Task:
Give every line from the entries that contains "this".

(Dataset entries on figures)
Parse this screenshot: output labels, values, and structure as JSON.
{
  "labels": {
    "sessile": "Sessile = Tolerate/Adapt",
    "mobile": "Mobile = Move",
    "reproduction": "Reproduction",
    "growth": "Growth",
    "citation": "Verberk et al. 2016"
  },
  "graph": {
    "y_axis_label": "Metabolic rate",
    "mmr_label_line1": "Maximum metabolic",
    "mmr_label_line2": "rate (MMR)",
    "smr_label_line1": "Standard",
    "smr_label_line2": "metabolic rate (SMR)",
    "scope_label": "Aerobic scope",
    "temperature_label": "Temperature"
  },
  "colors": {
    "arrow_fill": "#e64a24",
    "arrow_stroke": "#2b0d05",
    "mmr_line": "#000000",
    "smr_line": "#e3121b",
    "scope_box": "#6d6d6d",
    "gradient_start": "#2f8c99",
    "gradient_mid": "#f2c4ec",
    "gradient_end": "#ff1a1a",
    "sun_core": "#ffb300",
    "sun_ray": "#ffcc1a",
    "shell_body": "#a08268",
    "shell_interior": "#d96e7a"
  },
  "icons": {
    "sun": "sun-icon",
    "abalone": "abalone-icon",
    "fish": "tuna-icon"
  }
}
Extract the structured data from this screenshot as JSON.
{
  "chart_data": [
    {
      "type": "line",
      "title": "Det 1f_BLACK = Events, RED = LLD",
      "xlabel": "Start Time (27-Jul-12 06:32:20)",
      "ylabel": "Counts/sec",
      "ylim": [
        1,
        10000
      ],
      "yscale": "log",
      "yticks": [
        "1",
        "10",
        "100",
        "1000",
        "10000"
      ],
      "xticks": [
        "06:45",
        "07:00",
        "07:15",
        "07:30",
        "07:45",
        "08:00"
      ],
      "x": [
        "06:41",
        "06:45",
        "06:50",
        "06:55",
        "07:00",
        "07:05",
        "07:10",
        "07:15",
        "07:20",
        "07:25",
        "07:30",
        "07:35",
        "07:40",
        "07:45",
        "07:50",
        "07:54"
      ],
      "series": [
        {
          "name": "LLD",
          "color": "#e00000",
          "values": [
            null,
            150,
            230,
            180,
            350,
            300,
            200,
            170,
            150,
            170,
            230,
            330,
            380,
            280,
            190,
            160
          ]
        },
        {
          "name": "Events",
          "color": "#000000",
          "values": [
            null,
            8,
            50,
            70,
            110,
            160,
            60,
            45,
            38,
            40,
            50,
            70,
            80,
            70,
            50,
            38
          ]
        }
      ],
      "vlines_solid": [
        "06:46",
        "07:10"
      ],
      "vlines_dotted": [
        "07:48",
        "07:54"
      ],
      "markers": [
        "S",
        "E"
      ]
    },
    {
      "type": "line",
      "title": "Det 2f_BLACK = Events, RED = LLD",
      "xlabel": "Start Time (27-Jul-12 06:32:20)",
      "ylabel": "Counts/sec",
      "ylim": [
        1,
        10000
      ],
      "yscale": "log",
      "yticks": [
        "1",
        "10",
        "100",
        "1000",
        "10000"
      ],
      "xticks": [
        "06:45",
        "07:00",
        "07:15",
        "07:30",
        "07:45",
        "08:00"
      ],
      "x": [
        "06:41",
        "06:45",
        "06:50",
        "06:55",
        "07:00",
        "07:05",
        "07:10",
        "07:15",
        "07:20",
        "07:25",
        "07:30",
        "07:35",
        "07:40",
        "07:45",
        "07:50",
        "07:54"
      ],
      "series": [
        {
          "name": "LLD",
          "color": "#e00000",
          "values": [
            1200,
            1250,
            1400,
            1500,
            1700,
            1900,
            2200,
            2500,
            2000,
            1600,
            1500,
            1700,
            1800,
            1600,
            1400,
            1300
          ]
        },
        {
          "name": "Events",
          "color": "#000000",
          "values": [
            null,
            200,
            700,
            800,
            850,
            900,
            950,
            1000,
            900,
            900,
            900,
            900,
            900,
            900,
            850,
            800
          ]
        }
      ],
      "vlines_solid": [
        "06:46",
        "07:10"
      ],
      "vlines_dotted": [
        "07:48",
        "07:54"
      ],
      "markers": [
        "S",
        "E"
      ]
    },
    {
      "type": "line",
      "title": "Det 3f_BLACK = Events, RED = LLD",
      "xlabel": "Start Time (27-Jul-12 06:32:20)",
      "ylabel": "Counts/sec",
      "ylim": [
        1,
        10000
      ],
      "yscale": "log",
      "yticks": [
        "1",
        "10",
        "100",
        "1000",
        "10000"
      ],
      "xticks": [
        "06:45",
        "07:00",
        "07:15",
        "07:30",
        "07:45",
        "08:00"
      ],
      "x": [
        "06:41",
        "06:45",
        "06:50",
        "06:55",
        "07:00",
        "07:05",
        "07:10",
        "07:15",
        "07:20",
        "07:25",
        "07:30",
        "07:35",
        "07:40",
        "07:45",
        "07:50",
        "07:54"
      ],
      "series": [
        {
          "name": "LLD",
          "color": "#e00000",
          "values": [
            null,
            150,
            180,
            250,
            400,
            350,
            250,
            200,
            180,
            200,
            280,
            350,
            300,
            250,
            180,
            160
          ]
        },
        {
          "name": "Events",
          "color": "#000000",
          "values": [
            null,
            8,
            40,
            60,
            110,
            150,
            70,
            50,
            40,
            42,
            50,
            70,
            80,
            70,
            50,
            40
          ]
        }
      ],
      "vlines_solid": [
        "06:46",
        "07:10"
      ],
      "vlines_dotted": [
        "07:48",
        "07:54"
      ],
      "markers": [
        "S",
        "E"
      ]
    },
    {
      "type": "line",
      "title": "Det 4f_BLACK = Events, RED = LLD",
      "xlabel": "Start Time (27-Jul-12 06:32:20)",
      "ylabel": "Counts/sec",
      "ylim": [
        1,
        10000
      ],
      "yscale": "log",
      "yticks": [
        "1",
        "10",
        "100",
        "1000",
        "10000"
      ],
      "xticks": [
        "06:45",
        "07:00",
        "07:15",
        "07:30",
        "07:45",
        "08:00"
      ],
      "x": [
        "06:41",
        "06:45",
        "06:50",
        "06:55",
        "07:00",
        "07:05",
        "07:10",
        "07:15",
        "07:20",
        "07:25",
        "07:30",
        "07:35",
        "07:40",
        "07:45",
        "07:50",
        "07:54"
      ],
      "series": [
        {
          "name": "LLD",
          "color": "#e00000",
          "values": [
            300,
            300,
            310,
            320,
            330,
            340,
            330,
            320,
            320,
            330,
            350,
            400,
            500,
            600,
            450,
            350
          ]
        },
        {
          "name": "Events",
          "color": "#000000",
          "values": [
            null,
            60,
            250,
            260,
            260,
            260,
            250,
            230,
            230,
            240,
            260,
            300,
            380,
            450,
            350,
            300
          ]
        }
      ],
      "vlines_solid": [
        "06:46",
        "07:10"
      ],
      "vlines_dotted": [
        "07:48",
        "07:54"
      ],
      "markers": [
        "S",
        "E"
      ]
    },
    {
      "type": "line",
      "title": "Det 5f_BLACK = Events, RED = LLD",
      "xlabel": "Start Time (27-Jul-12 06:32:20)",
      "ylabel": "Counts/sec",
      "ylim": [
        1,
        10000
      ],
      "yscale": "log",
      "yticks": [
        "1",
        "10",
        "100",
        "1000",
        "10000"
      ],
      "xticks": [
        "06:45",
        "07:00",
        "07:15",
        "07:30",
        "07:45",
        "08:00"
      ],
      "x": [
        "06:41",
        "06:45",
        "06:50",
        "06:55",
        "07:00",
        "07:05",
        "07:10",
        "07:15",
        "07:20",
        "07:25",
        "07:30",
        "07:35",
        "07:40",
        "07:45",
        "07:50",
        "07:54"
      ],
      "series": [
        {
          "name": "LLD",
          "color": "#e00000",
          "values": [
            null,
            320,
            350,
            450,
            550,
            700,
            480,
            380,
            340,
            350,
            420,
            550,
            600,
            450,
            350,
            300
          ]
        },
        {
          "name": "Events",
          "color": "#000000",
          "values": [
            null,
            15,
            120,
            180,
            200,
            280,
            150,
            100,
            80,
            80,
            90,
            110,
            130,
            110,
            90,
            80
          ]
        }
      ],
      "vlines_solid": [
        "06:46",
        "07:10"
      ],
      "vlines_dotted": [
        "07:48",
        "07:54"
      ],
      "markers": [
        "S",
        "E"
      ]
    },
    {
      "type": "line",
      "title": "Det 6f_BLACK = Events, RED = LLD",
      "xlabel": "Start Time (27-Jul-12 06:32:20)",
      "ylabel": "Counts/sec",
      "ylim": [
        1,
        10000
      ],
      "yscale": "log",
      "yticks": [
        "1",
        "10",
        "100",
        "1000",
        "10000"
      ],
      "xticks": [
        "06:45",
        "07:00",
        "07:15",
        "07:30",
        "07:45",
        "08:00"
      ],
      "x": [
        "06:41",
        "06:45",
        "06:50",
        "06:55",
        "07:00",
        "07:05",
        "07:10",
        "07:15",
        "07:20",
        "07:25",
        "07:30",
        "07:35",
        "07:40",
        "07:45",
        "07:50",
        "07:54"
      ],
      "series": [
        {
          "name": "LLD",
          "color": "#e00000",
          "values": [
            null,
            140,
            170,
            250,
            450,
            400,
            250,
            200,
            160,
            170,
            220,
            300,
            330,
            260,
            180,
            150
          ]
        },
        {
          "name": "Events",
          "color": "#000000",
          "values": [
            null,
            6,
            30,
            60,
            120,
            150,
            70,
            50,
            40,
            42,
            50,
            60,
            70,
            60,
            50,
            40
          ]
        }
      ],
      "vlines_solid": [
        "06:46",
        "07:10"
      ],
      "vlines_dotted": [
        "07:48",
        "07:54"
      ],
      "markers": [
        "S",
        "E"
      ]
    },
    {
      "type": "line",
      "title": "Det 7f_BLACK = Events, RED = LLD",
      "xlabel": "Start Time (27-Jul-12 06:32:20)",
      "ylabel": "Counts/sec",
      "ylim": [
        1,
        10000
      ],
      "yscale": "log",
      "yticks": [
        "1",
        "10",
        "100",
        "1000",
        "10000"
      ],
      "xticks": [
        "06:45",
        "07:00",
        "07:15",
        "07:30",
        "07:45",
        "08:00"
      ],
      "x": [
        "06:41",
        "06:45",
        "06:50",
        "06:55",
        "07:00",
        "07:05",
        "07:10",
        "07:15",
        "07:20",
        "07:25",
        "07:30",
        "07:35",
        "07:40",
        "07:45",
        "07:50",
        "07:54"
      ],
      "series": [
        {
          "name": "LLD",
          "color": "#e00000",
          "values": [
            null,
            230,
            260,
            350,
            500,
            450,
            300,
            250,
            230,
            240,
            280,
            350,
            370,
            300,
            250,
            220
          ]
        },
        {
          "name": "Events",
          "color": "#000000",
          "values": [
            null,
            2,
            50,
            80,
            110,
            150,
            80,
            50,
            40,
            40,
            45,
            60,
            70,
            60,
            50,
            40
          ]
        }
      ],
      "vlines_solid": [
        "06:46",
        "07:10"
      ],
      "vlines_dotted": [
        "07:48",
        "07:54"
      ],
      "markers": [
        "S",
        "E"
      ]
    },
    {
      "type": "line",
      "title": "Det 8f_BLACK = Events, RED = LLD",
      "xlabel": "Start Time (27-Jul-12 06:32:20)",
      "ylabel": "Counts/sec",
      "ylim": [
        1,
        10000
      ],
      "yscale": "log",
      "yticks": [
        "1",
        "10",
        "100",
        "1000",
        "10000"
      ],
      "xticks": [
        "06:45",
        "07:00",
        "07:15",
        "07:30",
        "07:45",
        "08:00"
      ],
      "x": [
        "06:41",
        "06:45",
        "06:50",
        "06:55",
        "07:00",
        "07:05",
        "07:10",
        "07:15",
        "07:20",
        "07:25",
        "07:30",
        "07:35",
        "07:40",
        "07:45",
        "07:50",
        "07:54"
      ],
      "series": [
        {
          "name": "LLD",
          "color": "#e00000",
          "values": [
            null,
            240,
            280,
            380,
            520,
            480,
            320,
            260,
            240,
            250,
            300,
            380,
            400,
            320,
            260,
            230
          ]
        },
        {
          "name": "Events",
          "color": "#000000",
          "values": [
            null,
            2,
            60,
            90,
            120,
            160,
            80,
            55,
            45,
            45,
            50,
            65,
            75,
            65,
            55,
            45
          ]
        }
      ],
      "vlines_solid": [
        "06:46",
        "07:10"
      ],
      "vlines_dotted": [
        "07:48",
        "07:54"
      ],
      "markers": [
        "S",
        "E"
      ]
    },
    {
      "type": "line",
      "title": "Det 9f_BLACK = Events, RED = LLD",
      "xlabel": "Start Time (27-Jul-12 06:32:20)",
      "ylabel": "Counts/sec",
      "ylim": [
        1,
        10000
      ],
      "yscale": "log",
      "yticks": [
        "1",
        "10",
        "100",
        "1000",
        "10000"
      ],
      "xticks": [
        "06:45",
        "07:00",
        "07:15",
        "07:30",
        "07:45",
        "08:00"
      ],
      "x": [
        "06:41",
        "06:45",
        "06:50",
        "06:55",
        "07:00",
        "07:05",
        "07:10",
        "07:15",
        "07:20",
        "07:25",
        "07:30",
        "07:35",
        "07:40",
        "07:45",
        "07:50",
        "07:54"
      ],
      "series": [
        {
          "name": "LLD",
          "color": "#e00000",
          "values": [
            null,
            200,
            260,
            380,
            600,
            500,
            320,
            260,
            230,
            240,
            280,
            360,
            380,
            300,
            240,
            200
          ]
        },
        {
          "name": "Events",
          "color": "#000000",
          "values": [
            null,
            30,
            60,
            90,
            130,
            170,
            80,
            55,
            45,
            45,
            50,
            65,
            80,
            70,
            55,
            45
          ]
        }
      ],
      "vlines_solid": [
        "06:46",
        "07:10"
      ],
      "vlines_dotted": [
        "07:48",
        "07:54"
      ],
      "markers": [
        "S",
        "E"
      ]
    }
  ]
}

Solution below:
Parse this screenshot: output labels, values, and structure as JSON.
Extract the structured data from this screenshot as JSON.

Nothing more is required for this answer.